> [Data for processing]:
══════════

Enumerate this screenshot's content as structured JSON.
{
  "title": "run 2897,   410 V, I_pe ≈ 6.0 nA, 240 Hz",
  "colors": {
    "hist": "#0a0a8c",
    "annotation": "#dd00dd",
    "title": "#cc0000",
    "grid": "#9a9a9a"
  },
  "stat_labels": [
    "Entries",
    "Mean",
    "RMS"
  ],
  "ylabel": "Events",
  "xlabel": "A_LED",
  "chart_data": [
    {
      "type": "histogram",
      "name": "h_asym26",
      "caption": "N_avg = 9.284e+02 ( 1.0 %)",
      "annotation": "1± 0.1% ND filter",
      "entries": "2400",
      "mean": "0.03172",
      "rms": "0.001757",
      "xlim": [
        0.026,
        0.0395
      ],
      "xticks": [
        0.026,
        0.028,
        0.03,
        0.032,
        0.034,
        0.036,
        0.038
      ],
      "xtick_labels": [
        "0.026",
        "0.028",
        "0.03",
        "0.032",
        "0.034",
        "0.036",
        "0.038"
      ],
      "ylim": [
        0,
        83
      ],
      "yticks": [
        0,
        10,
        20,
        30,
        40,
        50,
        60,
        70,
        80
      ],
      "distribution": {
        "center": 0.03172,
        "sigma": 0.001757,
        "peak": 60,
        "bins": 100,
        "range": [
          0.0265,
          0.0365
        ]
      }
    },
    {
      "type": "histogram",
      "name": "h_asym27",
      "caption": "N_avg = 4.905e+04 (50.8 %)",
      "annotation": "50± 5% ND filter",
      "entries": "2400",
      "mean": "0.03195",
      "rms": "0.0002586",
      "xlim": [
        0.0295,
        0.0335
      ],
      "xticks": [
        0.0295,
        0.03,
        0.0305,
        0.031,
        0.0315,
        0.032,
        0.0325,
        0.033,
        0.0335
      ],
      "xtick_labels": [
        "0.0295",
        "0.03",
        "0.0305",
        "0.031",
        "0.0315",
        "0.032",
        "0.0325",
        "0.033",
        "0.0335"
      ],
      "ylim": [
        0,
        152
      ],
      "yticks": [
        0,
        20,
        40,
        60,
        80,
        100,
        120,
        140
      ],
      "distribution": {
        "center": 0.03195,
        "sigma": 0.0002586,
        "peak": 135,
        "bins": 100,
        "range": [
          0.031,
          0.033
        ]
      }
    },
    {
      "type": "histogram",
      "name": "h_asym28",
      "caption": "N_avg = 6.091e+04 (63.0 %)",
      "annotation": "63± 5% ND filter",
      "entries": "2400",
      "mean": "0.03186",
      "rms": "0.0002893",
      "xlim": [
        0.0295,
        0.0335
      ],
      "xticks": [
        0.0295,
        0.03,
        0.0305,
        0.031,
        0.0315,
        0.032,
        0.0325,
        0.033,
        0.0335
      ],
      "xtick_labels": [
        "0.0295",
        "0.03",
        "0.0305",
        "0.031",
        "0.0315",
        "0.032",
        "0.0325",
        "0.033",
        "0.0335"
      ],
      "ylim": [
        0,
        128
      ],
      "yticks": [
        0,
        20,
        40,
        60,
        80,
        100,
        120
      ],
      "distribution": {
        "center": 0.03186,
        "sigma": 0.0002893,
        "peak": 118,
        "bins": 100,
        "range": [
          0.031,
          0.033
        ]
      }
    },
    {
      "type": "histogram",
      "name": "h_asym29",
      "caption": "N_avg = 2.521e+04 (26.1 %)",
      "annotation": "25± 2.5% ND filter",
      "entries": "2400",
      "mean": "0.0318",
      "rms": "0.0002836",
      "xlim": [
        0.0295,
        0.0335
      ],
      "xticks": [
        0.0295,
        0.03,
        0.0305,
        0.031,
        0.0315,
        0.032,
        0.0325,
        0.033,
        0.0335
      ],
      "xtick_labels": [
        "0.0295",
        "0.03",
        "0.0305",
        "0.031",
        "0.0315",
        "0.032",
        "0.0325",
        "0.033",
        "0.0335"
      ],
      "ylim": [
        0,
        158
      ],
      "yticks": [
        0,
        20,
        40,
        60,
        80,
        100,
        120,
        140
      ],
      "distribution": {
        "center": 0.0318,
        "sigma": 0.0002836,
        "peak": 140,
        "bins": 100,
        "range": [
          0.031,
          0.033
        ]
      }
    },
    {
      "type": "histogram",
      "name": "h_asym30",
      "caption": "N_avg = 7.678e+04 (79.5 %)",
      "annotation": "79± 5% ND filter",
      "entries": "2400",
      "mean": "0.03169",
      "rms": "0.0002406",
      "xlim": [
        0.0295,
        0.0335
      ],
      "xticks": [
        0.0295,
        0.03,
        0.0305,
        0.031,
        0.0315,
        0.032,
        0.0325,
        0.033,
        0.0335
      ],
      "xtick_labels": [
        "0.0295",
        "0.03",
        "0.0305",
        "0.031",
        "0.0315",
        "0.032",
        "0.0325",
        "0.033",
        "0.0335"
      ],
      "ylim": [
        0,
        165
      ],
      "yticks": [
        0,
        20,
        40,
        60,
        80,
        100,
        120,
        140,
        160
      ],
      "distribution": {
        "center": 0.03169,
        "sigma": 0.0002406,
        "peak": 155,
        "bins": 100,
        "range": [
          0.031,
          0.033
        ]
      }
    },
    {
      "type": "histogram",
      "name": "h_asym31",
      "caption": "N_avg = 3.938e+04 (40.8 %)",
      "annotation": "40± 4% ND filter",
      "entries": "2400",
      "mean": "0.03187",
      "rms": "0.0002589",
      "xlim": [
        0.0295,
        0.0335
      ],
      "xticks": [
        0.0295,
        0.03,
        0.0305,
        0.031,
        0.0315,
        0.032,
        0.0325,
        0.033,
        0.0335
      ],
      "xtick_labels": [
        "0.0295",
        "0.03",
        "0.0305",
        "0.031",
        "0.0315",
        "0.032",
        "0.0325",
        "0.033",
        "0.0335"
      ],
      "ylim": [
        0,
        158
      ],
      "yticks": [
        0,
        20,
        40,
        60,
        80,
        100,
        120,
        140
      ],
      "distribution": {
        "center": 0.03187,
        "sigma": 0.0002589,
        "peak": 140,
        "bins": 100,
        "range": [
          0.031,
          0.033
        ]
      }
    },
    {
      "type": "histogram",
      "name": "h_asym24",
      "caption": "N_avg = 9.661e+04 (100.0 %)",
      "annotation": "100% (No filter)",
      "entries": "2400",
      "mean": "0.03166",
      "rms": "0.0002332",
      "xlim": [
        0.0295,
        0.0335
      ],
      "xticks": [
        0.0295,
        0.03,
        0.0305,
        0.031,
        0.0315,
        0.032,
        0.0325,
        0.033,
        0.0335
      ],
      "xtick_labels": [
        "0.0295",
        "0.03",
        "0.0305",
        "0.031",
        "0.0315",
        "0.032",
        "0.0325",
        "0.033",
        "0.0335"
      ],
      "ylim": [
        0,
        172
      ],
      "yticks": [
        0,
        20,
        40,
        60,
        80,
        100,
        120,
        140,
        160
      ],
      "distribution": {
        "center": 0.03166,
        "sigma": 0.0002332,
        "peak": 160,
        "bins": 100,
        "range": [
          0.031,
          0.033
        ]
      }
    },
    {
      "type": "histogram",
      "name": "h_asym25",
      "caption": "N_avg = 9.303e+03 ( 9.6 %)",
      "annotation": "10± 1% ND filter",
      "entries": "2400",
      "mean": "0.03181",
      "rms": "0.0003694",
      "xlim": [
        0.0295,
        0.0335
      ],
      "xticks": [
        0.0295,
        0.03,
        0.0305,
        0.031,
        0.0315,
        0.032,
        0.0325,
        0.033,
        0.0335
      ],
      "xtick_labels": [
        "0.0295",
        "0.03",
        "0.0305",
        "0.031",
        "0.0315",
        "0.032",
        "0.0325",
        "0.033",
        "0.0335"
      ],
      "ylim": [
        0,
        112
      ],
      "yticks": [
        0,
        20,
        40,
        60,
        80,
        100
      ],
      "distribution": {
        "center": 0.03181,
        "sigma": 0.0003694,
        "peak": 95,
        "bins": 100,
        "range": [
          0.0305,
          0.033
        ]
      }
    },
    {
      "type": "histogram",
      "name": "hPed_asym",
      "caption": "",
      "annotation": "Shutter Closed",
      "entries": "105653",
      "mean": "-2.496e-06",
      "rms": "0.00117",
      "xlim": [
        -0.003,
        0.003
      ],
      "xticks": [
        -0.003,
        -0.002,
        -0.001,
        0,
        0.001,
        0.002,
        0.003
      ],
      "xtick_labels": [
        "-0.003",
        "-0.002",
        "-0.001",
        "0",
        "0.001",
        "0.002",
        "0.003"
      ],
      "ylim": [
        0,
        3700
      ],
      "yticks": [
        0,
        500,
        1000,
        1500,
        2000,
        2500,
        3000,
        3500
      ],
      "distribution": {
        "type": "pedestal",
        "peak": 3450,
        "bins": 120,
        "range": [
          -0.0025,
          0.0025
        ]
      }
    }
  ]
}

══════════

List the lines of the material in which the word "annotation" occurs.

> [Exercise answer]:
    "annotation": "#dd00dd",
      "annotation": "1± 0.1% ND filter",
      "annotation": "50± 5% ND filter",
      "annotation": "63± 5% ND filter",
      "annotation": "25± 2.5% ND filter",
      "annotation": "79± 5% ND filter",
      "annotation": "40± 4% ND filter",
      "annotation": "100% (No filter)",
      "annotation": "10± 1% ND filter",
      "annotation": "Shutter Closed",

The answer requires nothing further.